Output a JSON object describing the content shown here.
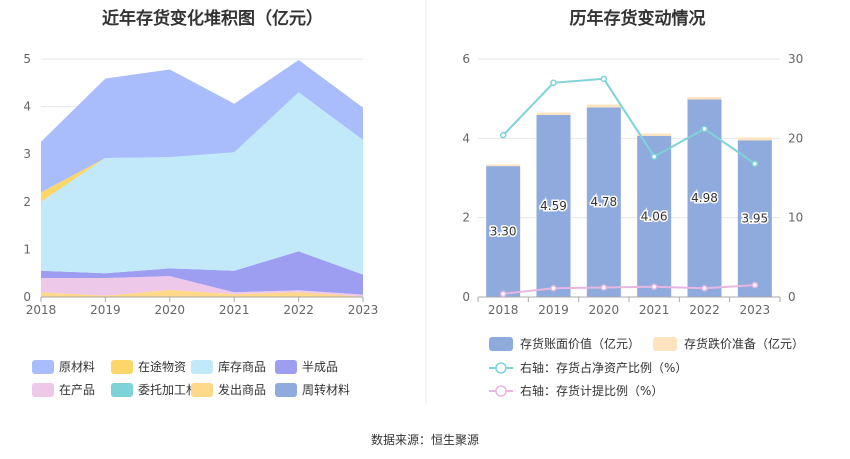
{
  "source": "数据来源：恒生聚源",
  "chart_data": [
    {
      "type": "area",
      "title": "近年存货变化堆积图（亿元）",
      "x": [
        "2018",
        "2019",
        "2020",
        "2021",
        "2022",
        "2023"
      ],
      "ylim": [
        0,
        5
      ],
      "yticks": [
        0,
        1,
        2,
        3,
        4,
        5
      ],
      "grid": true,
      "legend_position": "bottom",
      "series": [
        {
          "name": "周转材料",
          "color": "#8FAADC",
          "values": [
            0.0,
            0.0,
            0.0,
            0.0,
            0.0,
            0.0
          ]
        },
        {
          "name": "发出商品",
          "color": "#FFD88A",
          "values": [
            0.1,
            0.03,
            0.15,
            0.06,
            0.1,
            0.01
          ]
        },
        {
          "name": "委托加工材料",
          "color": "#7DD3D7",
          "values": [
            0.0,
            0.0,
            0.0,
            0.0,
            0.0,
            0.0
          ]
        },
        {
          "name": "在产品",
          "color": "#EEC8E8",
          "values": [
            0.3,
            0.37,
            0.29,
            0.04,
            0.04,
            0.04
          ]
        },
        {
          "name": "半成品",
          "color": "#9D9DF2",
          "values": [
            0.15,
            0.1,
            0.16,
            0.45,
            0.82,
            0.42
          ]
        },
        {
          "name": "库存商品",
          "color": "#C2E9F9",
          "values": [
            1.45,
            2.42,
            2.34,
            2.49,
            3.34,
            2.83
          ]
        },
        {
          "name": "在途物资",
          "color": "#FDD66A",
          "values": [
            0.2,
            0.0,
            0.0,
            0.0,
            0.0,
            0.0
          ]
        },
        {
          "name": "原材料",
          "color": "#A9BCFB",
          "values": [
            1.06,
            1.67,
            1.84,
            1.02,
            0.68,
            0.68
          ]
        }
      ],
      "legend_order": [
        "原材料",
        "在途物资",
        "库存商品",
        "半成品",
        "在产品",
        "委托加工材料",
        "发出商品",
        "周转材料"
      ]
    },
    {
      "type": "bar",
      "title": "历年存货变动情况",
      "categories": [
        "2018",
        "2019",
        "2020",
        "2021",
        "2022",
        "2023"
      ],
      "ylim_left": [
        0,
        6
      ],
      "yticks_left": [
        0,
        2,
        4,
        6
      ],
      "ylim_right": [
        0,
        30
      ],
      "yticks_right": [
        0,
        10,
        20,
        30
      ],
      "legend_position": "bottom",
      "series": [
        {
          "name": "存货账面价值（亿元）",
          "type": "bar",
          "color": "#8FAADC",
          "labels": [
            "3.30",
            "4.59",
            "4.78",
            "4.06",
            "4.98",
            "3.95"
          ],
          "values": [
            3.3,
            4.59,
            4.78,
            4.06,
            4.98,
            3.95
          ]
        },
        {
          "name": "存货跌价准备（亿元）",
          "type": "bar",
          "color": "#FDE3BE",
          "values": [
            0.04,
            0.06,
            0.07,
            0.06,
            0.06,
            0.07
          ]
        },
        {
          "name": "右轴：存货占净资产比例（%）",
          "type": "line",
          "axis": "right",
          "color": "#7DD3D7",
          "values": [
            20.4,
            27.0,
            27.5,
            17.7,
            21.2,
            16.8
          ]
        },
        {
          "name": "右轴：存货计提比例（%）",
          "type": "line",
          "axis": "right",
          "color": "#E7B6E2",
          "values": [
            0.4,
            1.1,
            1.2,
            1.3,
            1.1,
            1.5
          ]
        }
      ]
    }
  ]
}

————

Task statement ▸ Reproduce each record from above exactly; pictures do not belong in the copy.

The solution ▸
Output a JSON object describing the content shown here.
{
  "source": "数据来源：恒生聚源",
  "chart_data": [
    {
      "type": "area",
      "title": "近年存货变化堆积图（亿元）",
      "x": [
        "2018",
        "2019",
        "2020",
        "2021",
        "2022",
        "2023"
      ],
      "ylim": [
        0,
        5
      ],
      "yticks": [
        0,
        1,
        2,
        3,
        4,
        5
      ],
      "grid": true,
      "legend_position": "bottom",
      "series": [
        {
          "name": "周转材料",
          "color": "#8FAADC",
          "values": [
            0.0,
            0.0,
            0.0,
            0.0,
            0.0,
            0.0
          ]
        },
        {
          "name": "发出商品",
          "color": "#FFD88A",
          "values": [
            0.1,
            0.03,
            0.15,
            0.06,
            0.1,
            0.01
          ]
        },
        {
          "name": "委托加工材料",
          "color": "#7DD3D7",
          "values": [
            0.0,
            0.0,
            0.0,
            0.0,
            0.0,
            0.0
          ]
        },
        {
          "name": "在产品",
          "color": "#EEC8E8",
          "values": [
            0.3,
            0.37,
            0.29,
            0.04,
            0.04,
            0.04
          ]
        },
        {
          "name": "半成品",
          "color": "#9D9DF2",
          "values": [
            0.15,
            0.1,
            0.16,
            0.45,
            0.82,
            0.42
          ]
        },
        {
          "name": "库存商品",
          "color": "#C2E9F9",
          "values": [
            1.45,
            2.42,
            2.34,
            2.49,
            3.34,
            2.83
          ]
        },
        {
          "name": "在途物资",
          "color": "#FDD66A",
          "values": [
            0.2,
            0.0,
            0.0,
            0.0,
            0.0,
            0.0
          ]
        },
        {
          "name": "原材料",
          "color": "#A9BCFB",
          "values": [
            1.06,
            1.67,
            1.84,
            1.02,
            0.68,
            0.68
          ]
        }
      ],
      "legend_order": [
        "原材料",
        "在途物资",
        "库存商品",
        "半成品",
        "在产品",
        "委托加工材料",
        "发出商品",
        "周转材料"
      ]
    },
    {
      "type": "bar",
      "title": "历年存货变动情况",
      "categories": [
        "2018",
        "2019",
        "2020",
        "2021",
        "2022",
        "2023"
      ],
      "ylim_left": [
        0,
        6
      ],
      "yticks_left": [
        0,
        2,
        4,
        6
      ],
      "ylim_right": [
        0,
        30
      ],
      "yticks_right": [
        0,
        10,
        20,
        30
      ],
      "legend_position": "bottom",
      "series": [
        {
          "name": "存货账面价值（亿元）",
          "type": "bar",
          "color": "#8FAADC",
          "labels": [
            "3.30",
            "4.59",
            "4.78",
            "4.06",
            "4.98",
            "3.95"
          ],
          "values": [
            3.3,
            4.59,
            4.78,
            4.06,
            4.98,
            3.95
          ]
        },
        {
          "name": "存货跌价准备（亿元）",
          "type": "bar",
          "color": "#FDE3BE",
          "values": [
            0.04,
            0.06,
            0.07,
            0.06,
            0.06,
            0.07
          ]
        },
        {
          "name": "右轴：存货占净资产比例（%）",
          "type": "line",
          "axis": "right",
          "color": "#7DD3D7",
          "values": [
            20.4,
            27.0,
            27.5,
            17.7,
            21.2,
            16.8
          ]
        },
        {
          "name": "右轴：存货计提比例（%）",
          "type": "line",
          "axis": "right",
          "color": "#E7B6E2",
          "values": [
            0.4,
            1.1,
            1.2,
            1.3,
            1.1,
            1.5
          ]
        }
      ]
    }
  ]
}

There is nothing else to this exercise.